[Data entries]
-- begin --
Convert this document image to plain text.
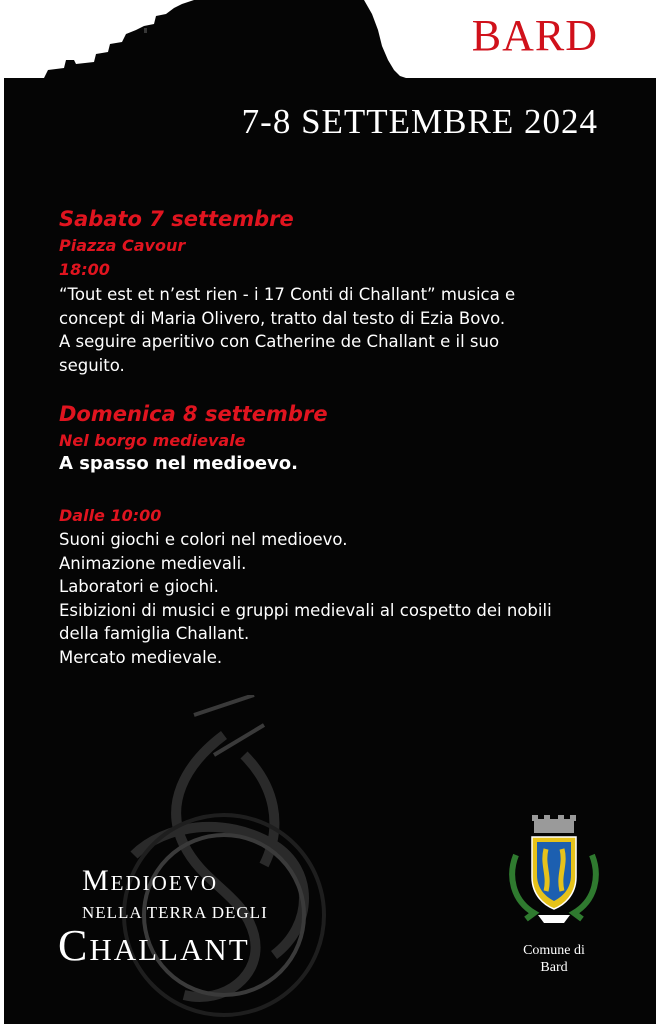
BARD
7-8 SETTEMBRE 2024
Sabato 7 settembre
Piazza Cavour
18:00
“Tout est et n’est rien - i 17 Conti di Challant” musica e
concept di Maria Olivero, tratto dal testo di Ezia Bovo.
A seguire aperitivo con Catherine de Challant e il suo
seguito.
Domenica 8 settembre
Nel borgo medievale
A spasso nel medioevo.
Dalle 10:00
Suoni giochi e colori nel medioevo.
Animazione medievali.
Laboratori e giochi.
Esibizioni di musici e gruppi medievali al cospetto dei nobili
della famiglia Challant.
Mercato medievale.
Medioevo
NELLA TERRA DEGLI
Challant	Comune di
Bard
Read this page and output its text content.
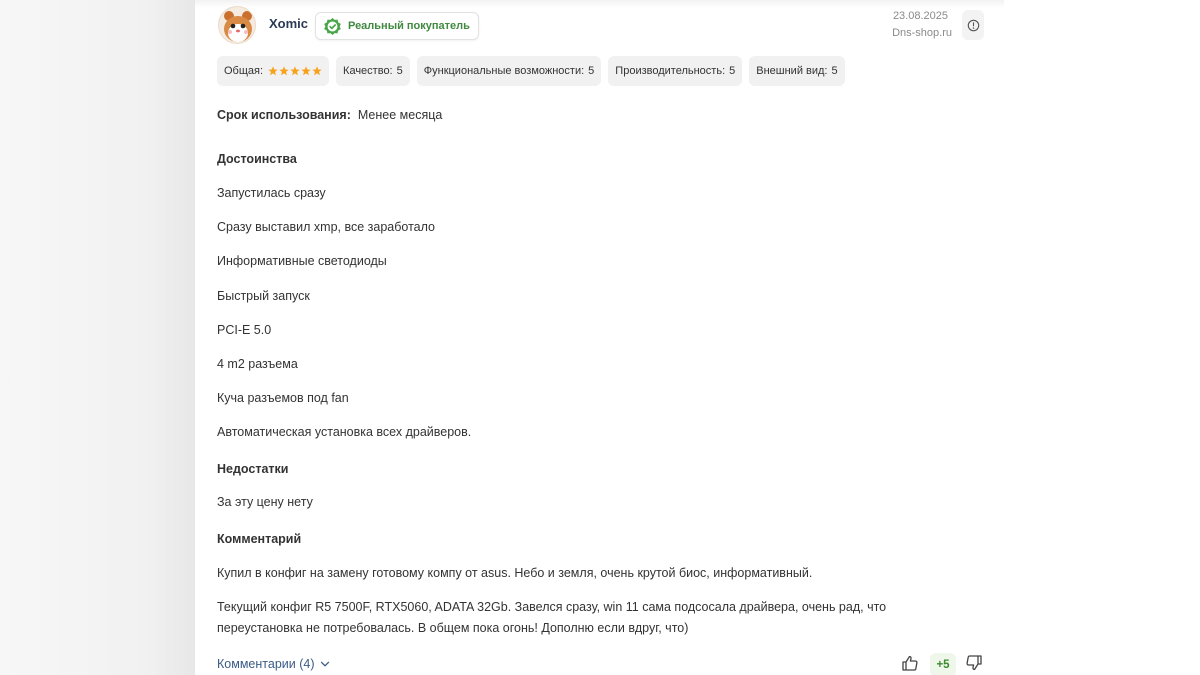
Xomic	Реальный покупатель
23.08.2025
Dns-shop.ru
Общая:	Качество: 5 Функциональные возможности: 5 Производительность: 5 Внешний вид: 5
Срок использования: Менее месяца
Достоинства
Запустилась сразу
Сразу выставил xmp, все заработало
Информативные светодиоды
Быстрый запуск
PCI-E 5.0
4 m2 разъема
Куча разъемов под fan
Автоматическая установка всех драйверов.
Недостатки
За эту цену нету
Комментарий
Купил в конфиг на замену готовому компу от asus. Небо и земля, очень крутой биос, информативный.
Текущий конфиг R5 7500F, RTX5060, ADATA 32Gb. Завелся сразу, win 11 сама подсосала драйвера, очень рад, что
переустановка не потребовалась. В общем пока огонь! Дополню если вдруг, что)
Комментарии (4)	+5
-- end --
THE EXERCISE => Output the material word for word, omitting its pictures.

RESPONSE TO THIS EXERCISE =>
Convert this document image to plain text.
BARD
7-8 SETTEMBRE 2024
Sabato 7 settembre
Piazza Cavour
18:00
“Tout est et n’est rien - i 17 Conti di Challant” musica e
concept di Maria Olivero, tratto dal testo di Ezia Bovo.
A seguire aperitivo con Catherine de Challant e il suo
seguito.
Domenica 8 settembre
Nel borgo medievale
A spasso nel medioevo.
Dalle 10:00
Suoni giochi e colori nel medioevo.
Animazione medievali.
Laboratori e giochi.
Esibizioni di musici e gruppi medievali al cospetto dei nobili
della famiglia Challant.
Mercato medievale.
Medioevo
NELLA TERRA DEGLI
Challant	Comune di
Bard
Read this page and output its text content.
Xomic	Реальный покупатель
23.08.2025
Dns-shop.ru
Общая:	Качество: 5 Функциональные возможности: 5 Производительность: 5 Внешний вид: 5
Срок использования: Менее месяца
Достоинства
Запустилась сразу
Сразу выставил xmp, все заработало
Информативные светодиоды
Быстрый запуск
PCI-E 5.0
4 m2 разъема
Куча разъемов под fan
Автоматическая установка всех драйверов.
Недостатки
За эту цену нету
Комментарий
Купил в конфиг на замену готовому компу от asus. Небо и земля, очень крутой биос, информативный.
Текущий конфиг R5 7500F, RTX5060, ADATA 32Gb. Завелся сразу, win 11 сама подсосала драйвера, очень рад, что
переустановка не потребовалась. В общем пока огонь! Дополню если вдруг, что)
Комментарии (4)	+5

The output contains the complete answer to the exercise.